▽

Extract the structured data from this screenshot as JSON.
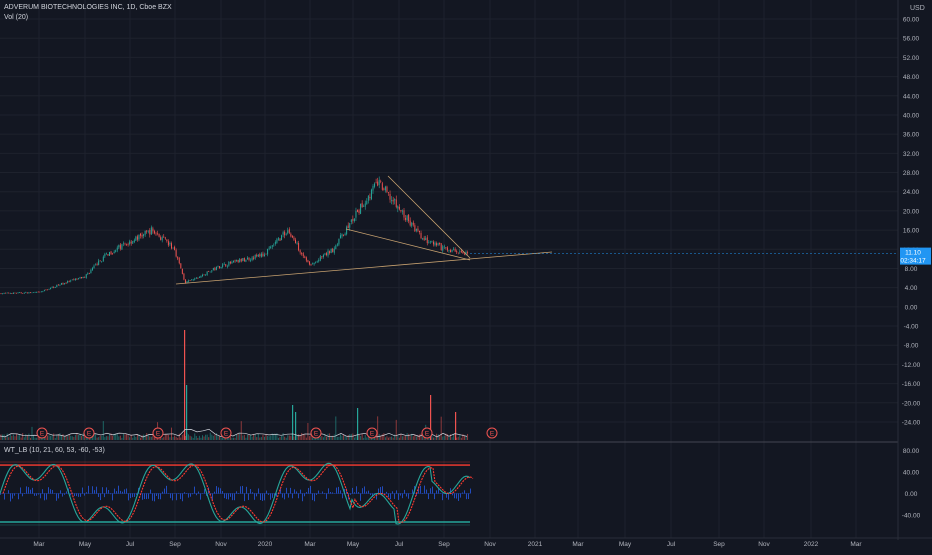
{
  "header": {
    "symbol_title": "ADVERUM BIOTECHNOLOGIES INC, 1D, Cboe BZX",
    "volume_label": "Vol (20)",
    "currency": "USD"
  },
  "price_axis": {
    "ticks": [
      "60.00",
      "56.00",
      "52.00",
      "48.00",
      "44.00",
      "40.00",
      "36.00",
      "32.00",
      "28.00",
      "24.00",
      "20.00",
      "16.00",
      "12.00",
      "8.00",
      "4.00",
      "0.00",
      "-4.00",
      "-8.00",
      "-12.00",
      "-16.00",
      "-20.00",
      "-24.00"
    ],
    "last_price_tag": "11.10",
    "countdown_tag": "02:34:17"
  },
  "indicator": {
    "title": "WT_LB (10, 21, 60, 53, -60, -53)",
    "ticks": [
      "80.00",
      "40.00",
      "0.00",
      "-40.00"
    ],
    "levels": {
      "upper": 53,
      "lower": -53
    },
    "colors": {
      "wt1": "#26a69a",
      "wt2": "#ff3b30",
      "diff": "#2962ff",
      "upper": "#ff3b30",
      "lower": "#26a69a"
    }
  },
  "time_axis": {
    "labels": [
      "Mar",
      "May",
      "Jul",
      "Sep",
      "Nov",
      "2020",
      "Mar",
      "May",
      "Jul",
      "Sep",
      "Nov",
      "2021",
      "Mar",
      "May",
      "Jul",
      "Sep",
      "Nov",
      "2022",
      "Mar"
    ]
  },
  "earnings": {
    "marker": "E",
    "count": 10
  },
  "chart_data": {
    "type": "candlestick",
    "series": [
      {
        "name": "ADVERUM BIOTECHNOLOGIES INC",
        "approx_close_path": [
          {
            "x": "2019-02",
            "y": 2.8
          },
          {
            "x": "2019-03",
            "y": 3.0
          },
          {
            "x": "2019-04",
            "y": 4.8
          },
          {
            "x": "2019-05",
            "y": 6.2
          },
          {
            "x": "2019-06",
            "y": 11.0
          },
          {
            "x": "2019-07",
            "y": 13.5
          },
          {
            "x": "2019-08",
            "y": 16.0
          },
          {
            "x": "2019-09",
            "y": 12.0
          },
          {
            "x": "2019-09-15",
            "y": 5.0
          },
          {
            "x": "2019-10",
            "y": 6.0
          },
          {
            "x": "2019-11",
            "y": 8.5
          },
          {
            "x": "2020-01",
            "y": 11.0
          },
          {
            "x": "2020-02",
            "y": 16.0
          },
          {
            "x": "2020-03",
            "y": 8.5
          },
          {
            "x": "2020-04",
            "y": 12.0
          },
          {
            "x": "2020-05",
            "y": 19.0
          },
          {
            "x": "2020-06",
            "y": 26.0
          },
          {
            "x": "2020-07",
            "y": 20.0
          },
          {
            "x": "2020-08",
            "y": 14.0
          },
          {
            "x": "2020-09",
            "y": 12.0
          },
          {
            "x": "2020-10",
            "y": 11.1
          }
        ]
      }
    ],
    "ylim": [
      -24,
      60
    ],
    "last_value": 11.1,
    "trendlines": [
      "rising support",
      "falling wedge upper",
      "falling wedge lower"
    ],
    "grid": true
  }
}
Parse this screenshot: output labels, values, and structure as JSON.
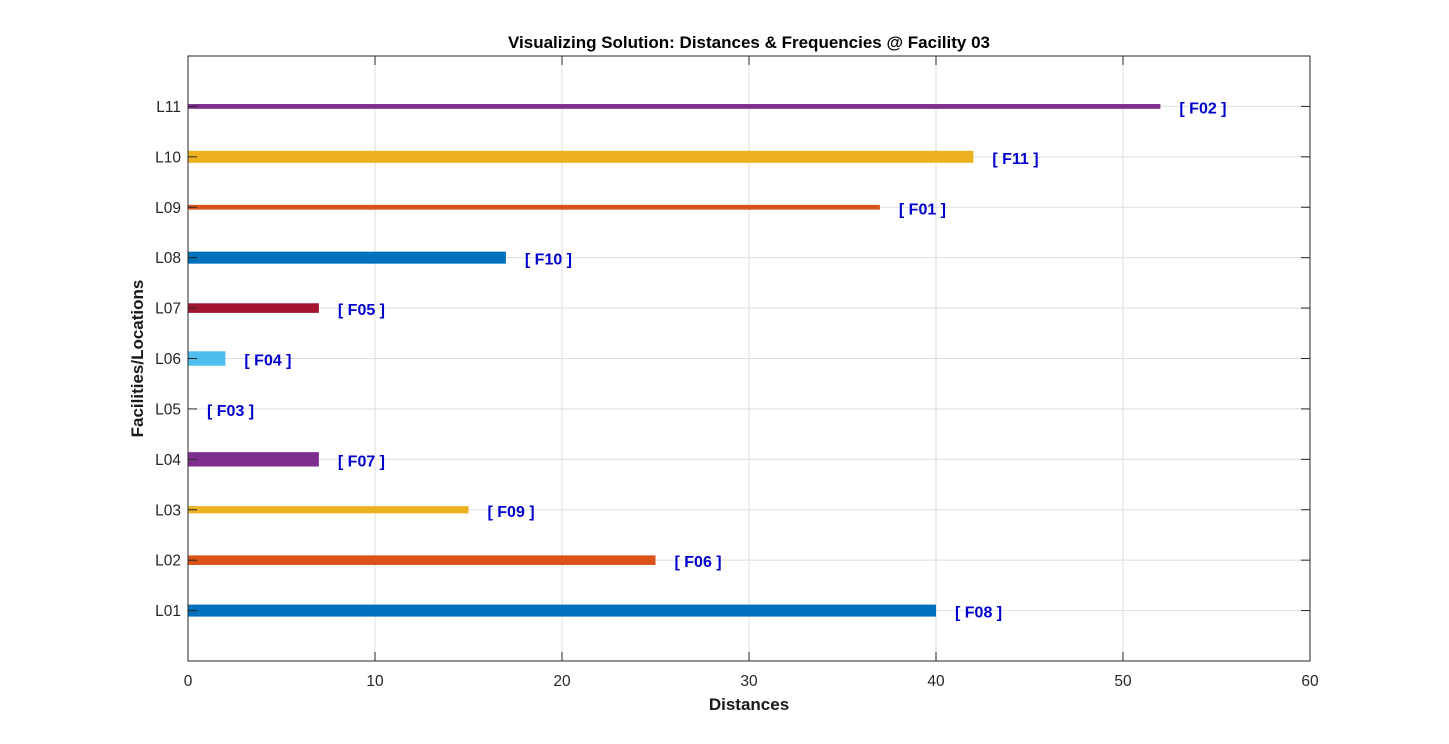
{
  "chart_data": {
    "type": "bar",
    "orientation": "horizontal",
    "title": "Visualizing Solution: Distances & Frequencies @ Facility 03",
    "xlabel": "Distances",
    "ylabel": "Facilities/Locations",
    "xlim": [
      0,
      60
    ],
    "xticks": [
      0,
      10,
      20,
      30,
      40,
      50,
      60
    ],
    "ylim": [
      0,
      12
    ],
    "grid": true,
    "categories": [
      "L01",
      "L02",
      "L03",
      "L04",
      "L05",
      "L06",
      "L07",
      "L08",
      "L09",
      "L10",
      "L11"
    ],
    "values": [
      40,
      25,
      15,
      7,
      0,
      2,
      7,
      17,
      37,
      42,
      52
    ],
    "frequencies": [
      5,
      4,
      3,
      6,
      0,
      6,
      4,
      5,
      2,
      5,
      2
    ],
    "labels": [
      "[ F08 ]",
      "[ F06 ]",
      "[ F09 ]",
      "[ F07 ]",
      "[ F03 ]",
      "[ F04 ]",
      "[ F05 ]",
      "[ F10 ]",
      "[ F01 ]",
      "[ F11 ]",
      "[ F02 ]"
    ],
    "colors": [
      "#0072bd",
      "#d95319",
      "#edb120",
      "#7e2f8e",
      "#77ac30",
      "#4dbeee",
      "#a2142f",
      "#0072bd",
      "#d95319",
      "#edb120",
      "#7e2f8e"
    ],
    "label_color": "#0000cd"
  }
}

△

Except for the pictures, give all the material above again verbatim.

### Result for this exercise
Extract the structured data from this screenshot as JSON.
{
  "header": {
    "symbol_title": "ADVERUM BIOTECHNOLOGIES INC, 1D, Cboe BZX",
    "volume_label": "Vol (20)",
    "currency": "USD"
  },
  "price_axis": {
    "ticks": [
      "60.00",
      "56.00",
      "52.00",
      "48.00",
      "44.00",
      "40.00",
      "36.00",
      "32.00",
      "28.00",
      "24.00",
      "20.00",
      "16.00",
      "12.00",
      "8.00",
      "4.00",
      "0.00",
      "-4.00",
      "-8.00",
      "-12.00",
      "-16.00",
      "-20.00",
      "-24.00"
    ],
    "last_price_tag": "11.10",
    "countdown_tag": "02:34:17"
  },
  "indicator": {
    "title": "WT_LB (10, 21, 60, 53, -60, -53)",
    "ticks": [
      "80.00",
      "40.00",
      "0.00",
      "-40.00"
    ],
    "levels": {
      "upper": 53,
      "lower": -53
    },
    "colors": {
      "wt1": "#26a69a",
      "wt2": "#ff3b30",
      "diff": "#2962ff",
      "upper": "#ff3b30",
      "lower": "#26a69a"
    }
  },
  "time_axis": {
    "labels": [
      "Mar",
      "May",
      "Jul",
      "Sep",
      "Nov",
      "2020",
      "Mar",
      "May",
      "Jul",
      "Sep",
      "Nov",
      "2021",
      "Mar",
      "May",
      "Jul",
      "Sep",
      "Nov",
      "2022",
      "Mar"
    ]
  },
  "earnings": {
    "marker": "E",
    "count": 10
  },
  "chart_data": {
    "type": "candlestick",
    "series": [
      {
        "name": "ADVERUM BIOTECHNOLOGIES INC",
        "approx_close_path": [
          {
            "x": "2019-02",
            "y": 2.8
          },
          {
            "x": "2019-03",
            "y": 3.0
          },
          {
            "x": "2019-04",
            "y": 4.8
          },
          {
            "x": "2019-05",
            "y": 6.2
          },
          {
            "x": "2019-06",
            "y": 11.0
          },
          {
            "x": "2019-07",
            "y": 13.5
          },
          {
            "x": "2019-08",
            "y": 16.0
          },
          {
            "x": "2019-09",
            "y": 12.0
          },
          {
            "x": "2019-09-15",
            "y": 5.0
          },
          {
            "x": "2019-10",
            "y": 6.0
          },
          {
            "x": "2019-11",
            "y": 8.5
          },
          {
            "x": "2020-01",
            "y": 11.0
          },
          {
            "x": "2020-02",
            "y": 16.0
          },
          {
            "x": "2020-03",
            "y": 8.5
          },
          {
            "x": "2020-04",
            "y": 12.0
          },
          {
            "x": "2020-05",
            "y": 19.0
          },
          {
            "x": "2020-06",
            "y": 26.0
          },
          {
            "x": "2020-07",
            "y": 20.0
          },
          {
            "x": "2020-08",
            "y": 14.0
          },
          {
            "x": "2020-09",
            "y": 12.0
          },
          {
            "x": "2020-10",
            "y": 11.1
          }
        ]
      }
    ],
    "ylim": [
      -24,
      60
    ],
    "last_value": 11.1,
    "trendlines": [
      "rising support",
      "falling wedge upper",
      "falling wedge lower"
    ],
    "grid": true
  }
}
Parse this screenshot: output labels, values, and structure as JSON.
{
  "chart_data": {
    "type": "bar",
    "orientation": "horizontal",
    "title": "Visualizing Solution: Distances & Frequencies @ Facility 03",
    "xlabel": "Distances",
    "ylabel": "Facilities/Locations",
    "xlim": [
      0,
      60
    ],
    "xticks": [
      0,
      10,
      20,
      30,
      40,
      50,
      60
    ],
    "ylim": [
      0,
      12
    ],
    "grid": true,
    "categories": [
      "L01",
      "L02",
      "L03",
      "L04",
      "L05",
      "L06",
      "L07",
      "L08",
      "L09",
      "L10",
      "L11"
    ],
    "values": [
      40,
      25,
      15,
      7,
      0,
      2,
      7,
      17,
      37,
      42,
      52
    ],
    "frequencies": [
      5,
      4,
      3,
      6,
      0,
      6,
      4,
      5,
      2,
      5,
      2
    ],
    "labels": [
      "[ F08 ]",
      "[ F06 ]",
      "[ F09 ]",
      "[ F07 ]",
      "[ F03 ]",
      "[ F04 ]",
      "[ F05 ]",
      "[ F10 ]",
      "[ F01 ]",
      "[ F11 ]",
      "[ F02 ]"
    ],
    "colors": [
      "#0072bd",
      "#d95319",
      "#edb120",
      "#7e2f8e",
      "#77ac30",
      "#4dbeee",
      "#a2142f",
      "#0072bd",
      "#d95319",
      "#edb120",
      "#7e2f8e"
    ],
    "label_color": "#0000cd"
  }
}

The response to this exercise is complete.